WHAT IS REQUIRED:
Every line that contains the word "Inyector" should be copied out.

--- begin RECORDS PROVIDED ---

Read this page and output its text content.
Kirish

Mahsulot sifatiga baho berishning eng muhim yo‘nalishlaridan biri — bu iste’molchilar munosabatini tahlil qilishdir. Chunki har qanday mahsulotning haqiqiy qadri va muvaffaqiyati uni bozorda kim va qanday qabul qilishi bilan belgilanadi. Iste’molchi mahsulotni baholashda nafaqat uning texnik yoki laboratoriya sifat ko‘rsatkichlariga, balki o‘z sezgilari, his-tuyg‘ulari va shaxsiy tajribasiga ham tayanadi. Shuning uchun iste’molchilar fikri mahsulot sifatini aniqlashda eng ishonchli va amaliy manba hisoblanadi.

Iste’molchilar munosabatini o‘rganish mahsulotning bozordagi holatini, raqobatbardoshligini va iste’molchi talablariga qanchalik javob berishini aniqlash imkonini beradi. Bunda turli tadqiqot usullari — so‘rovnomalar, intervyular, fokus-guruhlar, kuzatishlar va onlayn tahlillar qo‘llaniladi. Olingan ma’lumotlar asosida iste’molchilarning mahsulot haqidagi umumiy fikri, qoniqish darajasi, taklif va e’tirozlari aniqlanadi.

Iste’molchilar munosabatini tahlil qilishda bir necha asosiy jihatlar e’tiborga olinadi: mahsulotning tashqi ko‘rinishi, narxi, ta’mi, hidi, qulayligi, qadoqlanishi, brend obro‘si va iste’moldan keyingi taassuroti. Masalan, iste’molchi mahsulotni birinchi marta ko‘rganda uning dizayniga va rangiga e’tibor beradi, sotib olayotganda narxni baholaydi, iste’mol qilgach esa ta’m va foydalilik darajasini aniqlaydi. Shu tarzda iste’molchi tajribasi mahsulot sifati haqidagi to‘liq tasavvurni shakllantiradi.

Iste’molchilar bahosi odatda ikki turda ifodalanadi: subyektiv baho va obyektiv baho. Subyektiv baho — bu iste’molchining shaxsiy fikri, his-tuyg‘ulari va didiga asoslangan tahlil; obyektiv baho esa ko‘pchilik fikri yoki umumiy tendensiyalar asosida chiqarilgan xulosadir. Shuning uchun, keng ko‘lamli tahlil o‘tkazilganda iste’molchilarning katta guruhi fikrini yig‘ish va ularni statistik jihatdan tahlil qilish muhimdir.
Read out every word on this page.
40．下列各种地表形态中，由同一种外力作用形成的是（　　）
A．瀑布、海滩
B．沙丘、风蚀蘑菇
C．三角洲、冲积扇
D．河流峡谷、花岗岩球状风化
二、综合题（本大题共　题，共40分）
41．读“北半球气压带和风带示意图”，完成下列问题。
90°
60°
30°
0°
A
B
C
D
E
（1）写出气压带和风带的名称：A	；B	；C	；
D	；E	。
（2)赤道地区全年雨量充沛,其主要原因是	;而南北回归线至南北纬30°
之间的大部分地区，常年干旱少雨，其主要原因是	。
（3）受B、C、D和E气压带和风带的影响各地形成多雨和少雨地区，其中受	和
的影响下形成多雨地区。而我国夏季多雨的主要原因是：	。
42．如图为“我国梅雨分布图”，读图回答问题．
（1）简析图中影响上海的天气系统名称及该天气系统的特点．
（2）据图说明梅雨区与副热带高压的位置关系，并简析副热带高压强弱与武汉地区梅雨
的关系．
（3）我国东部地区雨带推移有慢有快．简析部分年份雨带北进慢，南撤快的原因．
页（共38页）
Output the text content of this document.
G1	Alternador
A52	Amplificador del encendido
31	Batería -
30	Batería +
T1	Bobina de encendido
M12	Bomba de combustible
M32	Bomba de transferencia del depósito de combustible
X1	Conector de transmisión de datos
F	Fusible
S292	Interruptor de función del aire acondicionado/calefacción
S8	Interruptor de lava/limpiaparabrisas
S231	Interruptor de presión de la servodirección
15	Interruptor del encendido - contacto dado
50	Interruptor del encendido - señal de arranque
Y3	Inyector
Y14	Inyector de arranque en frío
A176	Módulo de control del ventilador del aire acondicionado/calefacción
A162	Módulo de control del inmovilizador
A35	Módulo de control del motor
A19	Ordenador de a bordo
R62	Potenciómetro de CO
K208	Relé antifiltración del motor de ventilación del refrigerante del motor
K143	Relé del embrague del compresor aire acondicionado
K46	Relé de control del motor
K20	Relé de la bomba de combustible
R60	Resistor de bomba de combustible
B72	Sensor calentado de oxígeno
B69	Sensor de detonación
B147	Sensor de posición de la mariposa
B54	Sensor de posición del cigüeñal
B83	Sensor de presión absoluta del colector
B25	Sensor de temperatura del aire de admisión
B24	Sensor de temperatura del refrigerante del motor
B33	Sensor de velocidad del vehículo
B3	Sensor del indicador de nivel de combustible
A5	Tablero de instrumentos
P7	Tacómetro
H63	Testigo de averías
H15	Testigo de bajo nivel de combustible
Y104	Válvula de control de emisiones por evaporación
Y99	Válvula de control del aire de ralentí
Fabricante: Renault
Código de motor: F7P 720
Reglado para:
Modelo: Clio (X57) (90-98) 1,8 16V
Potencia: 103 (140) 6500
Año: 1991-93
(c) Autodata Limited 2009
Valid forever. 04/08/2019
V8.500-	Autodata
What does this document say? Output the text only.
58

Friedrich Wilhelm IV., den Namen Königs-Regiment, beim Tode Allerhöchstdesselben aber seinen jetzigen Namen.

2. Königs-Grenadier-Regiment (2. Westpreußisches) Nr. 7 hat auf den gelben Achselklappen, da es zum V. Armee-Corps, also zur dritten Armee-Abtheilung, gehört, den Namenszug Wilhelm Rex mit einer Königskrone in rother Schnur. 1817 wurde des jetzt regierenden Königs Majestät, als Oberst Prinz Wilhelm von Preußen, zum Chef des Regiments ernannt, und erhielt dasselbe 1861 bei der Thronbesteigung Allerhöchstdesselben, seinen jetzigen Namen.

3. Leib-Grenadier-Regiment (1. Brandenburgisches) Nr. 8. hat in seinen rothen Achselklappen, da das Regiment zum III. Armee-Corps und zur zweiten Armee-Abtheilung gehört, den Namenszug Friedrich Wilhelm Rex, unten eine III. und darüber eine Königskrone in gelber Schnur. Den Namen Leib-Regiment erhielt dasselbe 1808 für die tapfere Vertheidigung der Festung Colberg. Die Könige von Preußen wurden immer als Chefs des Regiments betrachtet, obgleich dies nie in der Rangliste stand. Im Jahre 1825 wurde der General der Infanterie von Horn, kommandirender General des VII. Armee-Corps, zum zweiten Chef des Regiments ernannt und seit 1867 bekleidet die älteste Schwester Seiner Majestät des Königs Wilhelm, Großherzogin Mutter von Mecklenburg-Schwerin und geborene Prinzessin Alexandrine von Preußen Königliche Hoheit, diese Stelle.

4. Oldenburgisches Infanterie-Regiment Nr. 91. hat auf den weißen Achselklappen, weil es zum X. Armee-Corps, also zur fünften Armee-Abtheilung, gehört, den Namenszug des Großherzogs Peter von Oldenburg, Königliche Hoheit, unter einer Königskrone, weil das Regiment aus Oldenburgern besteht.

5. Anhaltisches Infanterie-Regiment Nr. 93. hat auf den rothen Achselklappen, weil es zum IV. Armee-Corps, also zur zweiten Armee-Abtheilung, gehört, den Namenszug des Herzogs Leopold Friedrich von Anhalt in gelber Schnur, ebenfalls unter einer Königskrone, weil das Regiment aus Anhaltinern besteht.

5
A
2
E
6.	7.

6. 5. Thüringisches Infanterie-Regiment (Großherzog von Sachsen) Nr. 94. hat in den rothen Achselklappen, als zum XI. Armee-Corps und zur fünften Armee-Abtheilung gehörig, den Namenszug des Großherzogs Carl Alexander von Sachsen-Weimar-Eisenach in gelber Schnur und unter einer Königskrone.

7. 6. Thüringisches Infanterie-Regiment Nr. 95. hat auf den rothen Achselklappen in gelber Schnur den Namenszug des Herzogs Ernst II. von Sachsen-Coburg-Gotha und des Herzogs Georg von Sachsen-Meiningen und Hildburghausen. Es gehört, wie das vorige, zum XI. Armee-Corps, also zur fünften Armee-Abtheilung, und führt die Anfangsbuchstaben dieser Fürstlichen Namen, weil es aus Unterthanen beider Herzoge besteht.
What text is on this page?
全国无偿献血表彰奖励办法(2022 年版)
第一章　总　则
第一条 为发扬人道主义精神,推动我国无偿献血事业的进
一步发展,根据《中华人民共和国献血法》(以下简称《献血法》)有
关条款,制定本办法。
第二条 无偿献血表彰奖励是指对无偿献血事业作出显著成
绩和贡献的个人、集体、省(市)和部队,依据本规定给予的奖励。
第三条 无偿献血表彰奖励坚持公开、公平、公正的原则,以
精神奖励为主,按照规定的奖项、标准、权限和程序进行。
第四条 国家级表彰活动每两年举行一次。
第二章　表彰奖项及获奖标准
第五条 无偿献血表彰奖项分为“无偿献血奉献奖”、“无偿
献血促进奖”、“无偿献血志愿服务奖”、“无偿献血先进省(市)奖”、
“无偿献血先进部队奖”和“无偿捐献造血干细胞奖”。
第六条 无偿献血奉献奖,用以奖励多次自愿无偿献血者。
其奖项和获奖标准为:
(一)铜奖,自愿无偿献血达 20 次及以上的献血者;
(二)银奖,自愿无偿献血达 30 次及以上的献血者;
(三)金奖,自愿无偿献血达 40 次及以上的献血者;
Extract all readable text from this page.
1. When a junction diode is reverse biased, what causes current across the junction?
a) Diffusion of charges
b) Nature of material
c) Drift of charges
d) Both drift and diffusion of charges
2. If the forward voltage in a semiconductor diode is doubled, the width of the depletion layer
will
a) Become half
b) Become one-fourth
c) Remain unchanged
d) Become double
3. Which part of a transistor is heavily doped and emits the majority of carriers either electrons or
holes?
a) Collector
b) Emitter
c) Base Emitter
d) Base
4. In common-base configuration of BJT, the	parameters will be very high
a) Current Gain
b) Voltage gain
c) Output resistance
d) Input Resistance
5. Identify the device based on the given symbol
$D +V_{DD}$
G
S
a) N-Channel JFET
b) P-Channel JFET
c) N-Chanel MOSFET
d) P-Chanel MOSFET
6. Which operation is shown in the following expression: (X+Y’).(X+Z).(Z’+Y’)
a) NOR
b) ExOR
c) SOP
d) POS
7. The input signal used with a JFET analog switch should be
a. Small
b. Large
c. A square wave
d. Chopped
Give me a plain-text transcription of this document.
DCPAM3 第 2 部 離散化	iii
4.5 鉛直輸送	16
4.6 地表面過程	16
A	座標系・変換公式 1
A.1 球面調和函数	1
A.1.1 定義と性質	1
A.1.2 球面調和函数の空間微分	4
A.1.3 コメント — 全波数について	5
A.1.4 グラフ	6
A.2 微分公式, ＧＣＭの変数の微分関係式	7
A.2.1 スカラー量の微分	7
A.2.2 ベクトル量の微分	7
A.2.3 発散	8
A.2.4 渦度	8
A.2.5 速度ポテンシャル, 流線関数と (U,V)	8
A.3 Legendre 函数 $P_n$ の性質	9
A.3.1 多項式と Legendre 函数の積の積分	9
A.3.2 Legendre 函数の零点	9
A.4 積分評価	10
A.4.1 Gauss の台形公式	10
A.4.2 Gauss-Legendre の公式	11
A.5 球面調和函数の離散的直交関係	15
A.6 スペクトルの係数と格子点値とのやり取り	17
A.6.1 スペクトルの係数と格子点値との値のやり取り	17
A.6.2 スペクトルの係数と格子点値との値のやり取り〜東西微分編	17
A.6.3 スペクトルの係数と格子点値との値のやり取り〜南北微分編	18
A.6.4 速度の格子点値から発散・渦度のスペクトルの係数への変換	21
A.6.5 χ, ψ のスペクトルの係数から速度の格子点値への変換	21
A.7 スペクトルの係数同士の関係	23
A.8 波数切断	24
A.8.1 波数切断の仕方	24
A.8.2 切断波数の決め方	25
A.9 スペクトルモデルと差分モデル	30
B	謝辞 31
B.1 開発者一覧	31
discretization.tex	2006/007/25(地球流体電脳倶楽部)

--- end RECORDS PROVIDED ---

THE RESULT:
Y3	Inyector
Y14	Inyector de arranque en frío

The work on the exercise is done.